◆ YOUR INSTRUCTIONS
Can you repeat, word for word, the part of the ischemic heart disease review that begins at "MANAGEMENT: [Ohman, EM." and stops after "quality of life."?

REVIEW ON ISCHEMIC HEART DISEASES AND ITS MEDICATION

 

MANAGEMENT: [Ohman, EM. ,March 2016]
The treatment of chronic ischaemic heart disease has two major goals:
(i) to prevent myocardial infarction (MI) and death, thereby improving life expectancy.
(ii) to reduce symptoms of angina and the occurrence of ischaemia, which should improve quality of life.

Medical therapy with aggressive cardiovascular risk factor modification is the cornerstone of therapy for chronic ischaemic heart disease. This holds true for patients being treated either medically or with coronary revascularization. The treatment strategies for chronic stable angina is separated into two important divisions:
(1) anti-anginal therapy and
(2) education and risk factor modification.

◆ DATASET ENTRIES
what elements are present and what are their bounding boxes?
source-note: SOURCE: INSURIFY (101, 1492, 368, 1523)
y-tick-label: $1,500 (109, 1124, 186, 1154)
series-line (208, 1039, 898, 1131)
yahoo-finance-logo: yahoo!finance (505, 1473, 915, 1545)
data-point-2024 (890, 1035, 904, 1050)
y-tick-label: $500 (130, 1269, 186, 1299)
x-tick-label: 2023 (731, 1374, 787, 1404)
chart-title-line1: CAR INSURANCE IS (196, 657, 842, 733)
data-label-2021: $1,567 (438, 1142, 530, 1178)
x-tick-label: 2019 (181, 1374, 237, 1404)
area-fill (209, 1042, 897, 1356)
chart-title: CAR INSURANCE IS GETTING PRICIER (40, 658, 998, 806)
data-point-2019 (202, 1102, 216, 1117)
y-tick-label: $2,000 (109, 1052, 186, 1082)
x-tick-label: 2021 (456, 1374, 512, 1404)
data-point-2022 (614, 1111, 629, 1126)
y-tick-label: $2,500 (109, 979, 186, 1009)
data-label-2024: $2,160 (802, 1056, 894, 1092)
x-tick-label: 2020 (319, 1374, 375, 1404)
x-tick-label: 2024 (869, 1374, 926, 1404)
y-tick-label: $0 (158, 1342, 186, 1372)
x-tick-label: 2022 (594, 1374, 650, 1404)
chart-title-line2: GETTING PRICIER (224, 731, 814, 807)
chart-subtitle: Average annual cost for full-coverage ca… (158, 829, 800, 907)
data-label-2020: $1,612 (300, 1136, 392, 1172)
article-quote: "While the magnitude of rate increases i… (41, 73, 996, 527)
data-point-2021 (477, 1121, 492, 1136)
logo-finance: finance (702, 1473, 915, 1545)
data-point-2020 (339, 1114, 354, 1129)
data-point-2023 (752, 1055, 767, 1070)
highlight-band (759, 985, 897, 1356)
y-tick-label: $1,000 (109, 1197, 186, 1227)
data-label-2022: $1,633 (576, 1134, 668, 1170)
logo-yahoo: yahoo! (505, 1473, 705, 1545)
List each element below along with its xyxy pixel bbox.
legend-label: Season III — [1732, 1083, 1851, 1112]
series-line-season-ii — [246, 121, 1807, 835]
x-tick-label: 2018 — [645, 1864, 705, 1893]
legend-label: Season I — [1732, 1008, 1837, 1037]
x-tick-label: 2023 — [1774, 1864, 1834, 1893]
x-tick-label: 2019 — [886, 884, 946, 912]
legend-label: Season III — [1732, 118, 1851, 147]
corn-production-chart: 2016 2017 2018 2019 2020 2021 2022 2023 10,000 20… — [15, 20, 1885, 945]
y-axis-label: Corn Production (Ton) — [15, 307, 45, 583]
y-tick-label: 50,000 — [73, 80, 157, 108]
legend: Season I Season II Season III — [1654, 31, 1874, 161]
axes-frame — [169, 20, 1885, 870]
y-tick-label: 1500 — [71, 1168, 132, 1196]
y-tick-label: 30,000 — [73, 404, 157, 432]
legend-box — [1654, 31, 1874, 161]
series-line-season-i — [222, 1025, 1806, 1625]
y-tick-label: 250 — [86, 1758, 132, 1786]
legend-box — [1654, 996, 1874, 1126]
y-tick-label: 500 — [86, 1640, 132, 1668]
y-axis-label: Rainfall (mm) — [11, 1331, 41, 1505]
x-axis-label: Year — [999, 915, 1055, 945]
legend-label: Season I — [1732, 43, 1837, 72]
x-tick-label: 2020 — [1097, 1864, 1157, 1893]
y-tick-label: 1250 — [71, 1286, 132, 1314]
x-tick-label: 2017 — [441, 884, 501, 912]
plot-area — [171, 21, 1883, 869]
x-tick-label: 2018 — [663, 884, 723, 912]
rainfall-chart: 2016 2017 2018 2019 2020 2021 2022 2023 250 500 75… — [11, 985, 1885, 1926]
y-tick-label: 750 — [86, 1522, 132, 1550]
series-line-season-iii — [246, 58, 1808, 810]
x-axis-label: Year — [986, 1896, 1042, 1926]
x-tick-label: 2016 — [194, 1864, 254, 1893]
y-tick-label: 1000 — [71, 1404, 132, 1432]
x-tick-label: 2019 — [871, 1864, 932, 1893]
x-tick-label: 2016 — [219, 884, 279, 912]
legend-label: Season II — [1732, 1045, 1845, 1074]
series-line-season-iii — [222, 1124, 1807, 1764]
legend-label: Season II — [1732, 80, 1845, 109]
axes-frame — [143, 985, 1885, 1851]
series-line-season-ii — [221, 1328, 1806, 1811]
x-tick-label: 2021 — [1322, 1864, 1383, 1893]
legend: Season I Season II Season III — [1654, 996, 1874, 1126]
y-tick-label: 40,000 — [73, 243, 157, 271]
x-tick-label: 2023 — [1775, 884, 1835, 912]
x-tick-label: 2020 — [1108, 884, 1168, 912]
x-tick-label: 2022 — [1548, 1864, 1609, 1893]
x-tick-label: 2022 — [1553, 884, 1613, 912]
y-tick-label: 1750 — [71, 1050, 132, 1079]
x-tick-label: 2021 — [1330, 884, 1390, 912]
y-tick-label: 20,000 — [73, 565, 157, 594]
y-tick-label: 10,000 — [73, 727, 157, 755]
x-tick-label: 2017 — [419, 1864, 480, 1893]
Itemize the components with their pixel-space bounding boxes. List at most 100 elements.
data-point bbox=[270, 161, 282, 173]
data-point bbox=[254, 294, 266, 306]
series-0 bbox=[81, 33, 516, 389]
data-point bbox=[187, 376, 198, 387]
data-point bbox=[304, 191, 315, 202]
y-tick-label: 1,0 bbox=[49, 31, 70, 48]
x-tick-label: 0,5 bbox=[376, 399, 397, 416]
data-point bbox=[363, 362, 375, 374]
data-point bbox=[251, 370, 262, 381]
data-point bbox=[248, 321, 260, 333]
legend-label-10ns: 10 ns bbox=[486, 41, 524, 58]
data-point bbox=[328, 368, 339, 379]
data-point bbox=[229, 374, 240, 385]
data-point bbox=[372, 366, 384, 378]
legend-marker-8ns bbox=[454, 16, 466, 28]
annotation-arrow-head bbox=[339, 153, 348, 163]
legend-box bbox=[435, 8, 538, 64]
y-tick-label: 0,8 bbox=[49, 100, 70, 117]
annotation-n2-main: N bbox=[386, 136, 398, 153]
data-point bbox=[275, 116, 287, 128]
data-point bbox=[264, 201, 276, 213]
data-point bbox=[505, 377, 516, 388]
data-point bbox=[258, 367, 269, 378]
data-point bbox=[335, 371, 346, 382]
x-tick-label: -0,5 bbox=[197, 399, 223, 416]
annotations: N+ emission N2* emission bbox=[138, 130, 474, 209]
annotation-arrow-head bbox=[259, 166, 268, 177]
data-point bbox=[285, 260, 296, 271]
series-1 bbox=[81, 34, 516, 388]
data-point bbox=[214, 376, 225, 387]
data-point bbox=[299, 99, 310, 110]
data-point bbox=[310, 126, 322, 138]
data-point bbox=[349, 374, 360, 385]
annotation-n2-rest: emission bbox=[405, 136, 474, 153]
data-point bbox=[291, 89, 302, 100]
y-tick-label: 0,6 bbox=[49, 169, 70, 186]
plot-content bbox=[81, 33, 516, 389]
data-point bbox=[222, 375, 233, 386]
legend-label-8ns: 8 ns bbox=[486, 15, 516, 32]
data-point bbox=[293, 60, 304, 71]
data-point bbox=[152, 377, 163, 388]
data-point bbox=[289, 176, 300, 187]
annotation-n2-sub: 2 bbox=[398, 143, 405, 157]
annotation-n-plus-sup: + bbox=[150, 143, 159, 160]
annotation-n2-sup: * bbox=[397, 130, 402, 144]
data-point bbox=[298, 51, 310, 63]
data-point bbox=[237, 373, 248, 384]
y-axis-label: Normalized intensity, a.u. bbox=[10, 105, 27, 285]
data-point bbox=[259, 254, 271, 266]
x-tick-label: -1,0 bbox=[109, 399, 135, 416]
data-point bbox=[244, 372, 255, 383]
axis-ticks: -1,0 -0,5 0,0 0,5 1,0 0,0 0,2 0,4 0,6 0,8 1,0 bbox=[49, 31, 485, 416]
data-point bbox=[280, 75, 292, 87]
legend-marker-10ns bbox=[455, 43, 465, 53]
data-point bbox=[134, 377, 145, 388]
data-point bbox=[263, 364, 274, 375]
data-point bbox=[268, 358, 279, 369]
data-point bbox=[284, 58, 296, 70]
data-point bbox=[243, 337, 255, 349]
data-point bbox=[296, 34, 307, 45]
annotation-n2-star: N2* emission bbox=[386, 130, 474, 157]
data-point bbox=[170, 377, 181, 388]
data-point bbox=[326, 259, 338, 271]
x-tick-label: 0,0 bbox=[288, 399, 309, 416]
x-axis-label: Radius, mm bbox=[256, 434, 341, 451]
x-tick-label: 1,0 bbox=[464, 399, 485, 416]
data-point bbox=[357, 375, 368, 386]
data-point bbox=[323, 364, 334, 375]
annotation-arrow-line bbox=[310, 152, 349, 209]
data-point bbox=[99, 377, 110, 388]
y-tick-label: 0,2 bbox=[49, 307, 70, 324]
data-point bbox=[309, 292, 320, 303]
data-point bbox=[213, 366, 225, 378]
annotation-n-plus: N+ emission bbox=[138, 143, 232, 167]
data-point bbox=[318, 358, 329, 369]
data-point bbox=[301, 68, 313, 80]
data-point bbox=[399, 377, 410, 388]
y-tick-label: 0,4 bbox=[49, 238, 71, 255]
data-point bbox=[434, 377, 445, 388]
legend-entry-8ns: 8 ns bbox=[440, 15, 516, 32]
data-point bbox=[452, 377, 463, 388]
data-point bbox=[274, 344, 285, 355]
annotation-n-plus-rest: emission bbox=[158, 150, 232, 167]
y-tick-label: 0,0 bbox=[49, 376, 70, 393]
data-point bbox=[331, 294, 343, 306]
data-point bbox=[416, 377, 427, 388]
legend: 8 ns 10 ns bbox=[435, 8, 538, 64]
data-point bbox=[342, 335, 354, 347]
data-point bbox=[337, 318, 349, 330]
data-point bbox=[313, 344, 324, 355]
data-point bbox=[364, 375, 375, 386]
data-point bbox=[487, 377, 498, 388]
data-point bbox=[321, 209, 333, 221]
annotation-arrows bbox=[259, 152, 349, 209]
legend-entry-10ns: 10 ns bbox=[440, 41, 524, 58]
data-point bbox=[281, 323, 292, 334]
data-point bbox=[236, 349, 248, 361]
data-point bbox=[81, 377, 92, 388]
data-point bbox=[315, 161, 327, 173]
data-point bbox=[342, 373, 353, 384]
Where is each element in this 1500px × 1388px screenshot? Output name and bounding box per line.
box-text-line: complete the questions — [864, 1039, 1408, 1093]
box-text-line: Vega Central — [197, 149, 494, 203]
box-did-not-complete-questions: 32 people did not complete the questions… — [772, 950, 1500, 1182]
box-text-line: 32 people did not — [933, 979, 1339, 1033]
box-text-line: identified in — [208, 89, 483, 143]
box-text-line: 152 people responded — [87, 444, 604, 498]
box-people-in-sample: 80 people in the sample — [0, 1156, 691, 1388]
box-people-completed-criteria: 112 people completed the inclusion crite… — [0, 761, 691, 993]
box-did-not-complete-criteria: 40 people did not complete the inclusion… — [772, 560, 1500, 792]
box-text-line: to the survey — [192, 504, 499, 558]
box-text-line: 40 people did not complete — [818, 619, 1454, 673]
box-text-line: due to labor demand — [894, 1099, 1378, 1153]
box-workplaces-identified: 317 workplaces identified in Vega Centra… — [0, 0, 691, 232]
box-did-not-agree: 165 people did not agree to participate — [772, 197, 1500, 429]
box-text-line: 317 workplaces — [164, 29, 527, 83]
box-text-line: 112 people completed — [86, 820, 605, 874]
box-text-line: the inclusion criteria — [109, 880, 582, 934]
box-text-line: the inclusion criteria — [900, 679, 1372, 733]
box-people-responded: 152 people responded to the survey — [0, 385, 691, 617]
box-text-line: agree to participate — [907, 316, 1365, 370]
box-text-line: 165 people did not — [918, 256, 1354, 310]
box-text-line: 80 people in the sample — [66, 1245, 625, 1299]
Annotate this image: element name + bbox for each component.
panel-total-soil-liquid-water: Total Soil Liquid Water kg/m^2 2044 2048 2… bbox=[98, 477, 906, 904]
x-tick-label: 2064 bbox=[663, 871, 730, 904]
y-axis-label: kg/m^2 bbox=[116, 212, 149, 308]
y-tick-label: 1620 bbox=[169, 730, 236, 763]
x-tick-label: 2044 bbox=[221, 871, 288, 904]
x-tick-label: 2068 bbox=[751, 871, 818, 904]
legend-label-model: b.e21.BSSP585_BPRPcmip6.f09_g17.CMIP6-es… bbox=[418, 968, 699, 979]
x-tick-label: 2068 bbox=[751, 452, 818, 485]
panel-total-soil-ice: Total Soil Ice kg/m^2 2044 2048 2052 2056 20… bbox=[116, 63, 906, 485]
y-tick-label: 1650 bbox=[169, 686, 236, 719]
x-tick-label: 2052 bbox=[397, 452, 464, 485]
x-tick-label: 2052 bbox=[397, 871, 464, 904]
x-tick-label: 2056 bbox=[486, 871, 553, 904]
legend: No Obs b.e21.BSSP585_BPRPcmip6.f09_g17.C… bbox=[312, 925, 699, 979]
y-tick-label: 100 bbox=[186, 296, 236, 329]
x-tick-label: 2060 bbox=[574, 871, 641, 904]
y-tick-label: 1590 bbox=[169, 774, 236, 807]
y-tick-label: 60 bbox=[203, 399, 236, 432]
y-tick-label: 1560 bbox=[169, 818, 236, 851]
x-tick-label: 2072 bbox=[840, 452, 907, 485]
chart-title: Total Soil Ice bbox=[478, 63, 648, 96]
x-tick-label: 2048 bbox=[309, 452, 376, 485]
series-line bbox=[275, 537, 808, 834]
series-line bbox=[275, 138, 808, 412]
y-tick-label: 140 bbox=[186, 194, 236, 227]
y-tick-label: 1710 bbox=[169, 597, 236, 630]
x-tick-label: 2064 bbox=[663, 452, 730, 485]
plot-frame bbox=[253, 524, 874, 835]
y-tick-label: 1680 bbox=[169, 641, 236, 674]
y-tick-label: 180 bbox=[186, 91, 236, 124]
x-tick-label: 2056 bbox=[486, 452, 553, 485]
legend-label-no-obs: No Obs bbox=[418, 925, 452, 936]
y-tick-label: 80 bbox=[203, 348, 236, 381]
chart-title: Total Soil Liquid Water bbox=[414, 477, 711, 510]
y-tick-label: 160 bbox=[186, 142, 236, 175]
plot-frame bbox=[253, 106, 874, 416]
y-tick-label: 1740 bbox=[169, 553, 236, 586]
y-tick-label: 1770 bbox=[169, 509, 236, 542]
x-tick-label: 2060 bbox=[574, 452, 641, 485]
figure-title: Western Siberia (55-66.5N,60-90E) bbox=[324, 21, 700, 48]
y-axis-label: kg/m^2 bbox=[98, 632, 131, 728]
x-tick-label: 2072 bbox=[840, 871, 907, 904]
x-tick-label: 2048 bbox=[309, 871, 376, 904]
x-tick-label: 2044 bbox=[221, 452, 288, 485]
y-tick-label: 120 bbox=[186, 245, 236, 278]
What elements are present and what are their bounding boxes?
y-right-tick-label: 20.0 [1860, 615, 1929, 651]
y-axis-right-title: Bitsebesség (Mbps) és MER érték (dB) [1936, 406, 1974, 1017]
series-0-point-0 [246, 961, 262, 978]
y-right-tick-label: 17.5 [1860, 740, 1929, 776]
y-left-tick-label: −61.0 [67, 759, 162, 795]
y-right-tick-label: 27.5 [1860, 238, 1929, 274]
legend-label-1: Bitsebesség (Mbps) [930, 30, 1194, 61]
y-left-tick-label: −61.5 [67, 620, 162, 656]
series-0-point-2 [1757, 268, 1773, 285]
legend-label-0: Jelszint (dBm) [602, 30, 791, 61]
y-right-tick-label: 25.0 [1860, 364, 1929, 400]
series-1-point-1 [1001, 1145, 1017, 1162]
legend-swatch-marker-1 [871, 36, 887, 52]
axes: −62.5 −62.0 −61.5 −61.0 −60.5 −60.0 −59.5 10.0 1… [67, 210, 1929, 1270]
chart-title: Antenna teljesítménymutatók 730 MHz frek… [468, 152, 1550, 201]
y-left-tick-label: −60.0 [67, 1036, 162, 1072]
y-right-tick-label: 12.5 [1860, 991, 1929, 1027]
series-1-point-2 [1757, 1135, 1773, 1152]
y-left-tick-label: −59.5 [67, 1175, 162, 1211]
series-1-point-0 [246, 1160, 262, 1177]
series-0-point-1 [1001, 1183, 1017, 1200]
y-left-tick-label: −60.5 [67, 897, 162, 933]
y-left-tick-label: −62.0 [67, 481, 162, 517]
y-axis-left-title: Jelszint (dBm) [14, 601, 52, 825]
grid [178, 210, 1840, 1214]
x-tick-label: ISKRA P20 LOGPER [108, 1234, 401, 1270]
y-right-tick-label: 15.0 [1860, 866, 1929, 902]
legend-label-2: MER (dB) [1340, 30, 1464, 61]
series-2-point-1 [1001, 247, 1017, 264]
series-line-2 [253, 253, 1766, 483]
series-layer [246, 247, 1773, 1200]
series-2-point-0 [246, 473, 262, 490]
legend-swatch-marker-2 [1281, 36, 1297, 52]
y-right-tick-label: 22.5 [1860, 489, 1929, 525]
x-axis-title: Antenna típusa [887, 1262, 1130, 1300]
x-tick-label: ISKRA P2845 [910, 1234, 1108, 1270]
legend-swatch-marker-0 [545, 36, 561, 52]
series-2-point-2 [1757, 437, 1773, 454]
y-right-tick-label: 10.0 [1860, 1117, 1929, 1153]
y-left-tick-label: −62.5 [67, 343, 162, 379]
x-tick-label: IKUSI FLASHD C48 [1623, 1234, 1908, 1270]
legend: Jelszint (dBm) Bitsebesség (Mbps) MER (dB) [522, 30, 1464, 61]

◆ EXERCISE RESULT
MANAGEMENT: [Ohman, EM. ,March 2016]
The treatment of chronic ischaemic heart disease has two major goals:
(i) to prevent myocardial infarction (MI) and death, thereby improving life expectancy.
(ii) to reduce symptoms of angina and the occurrence of ischaemia, which should improve quality of life.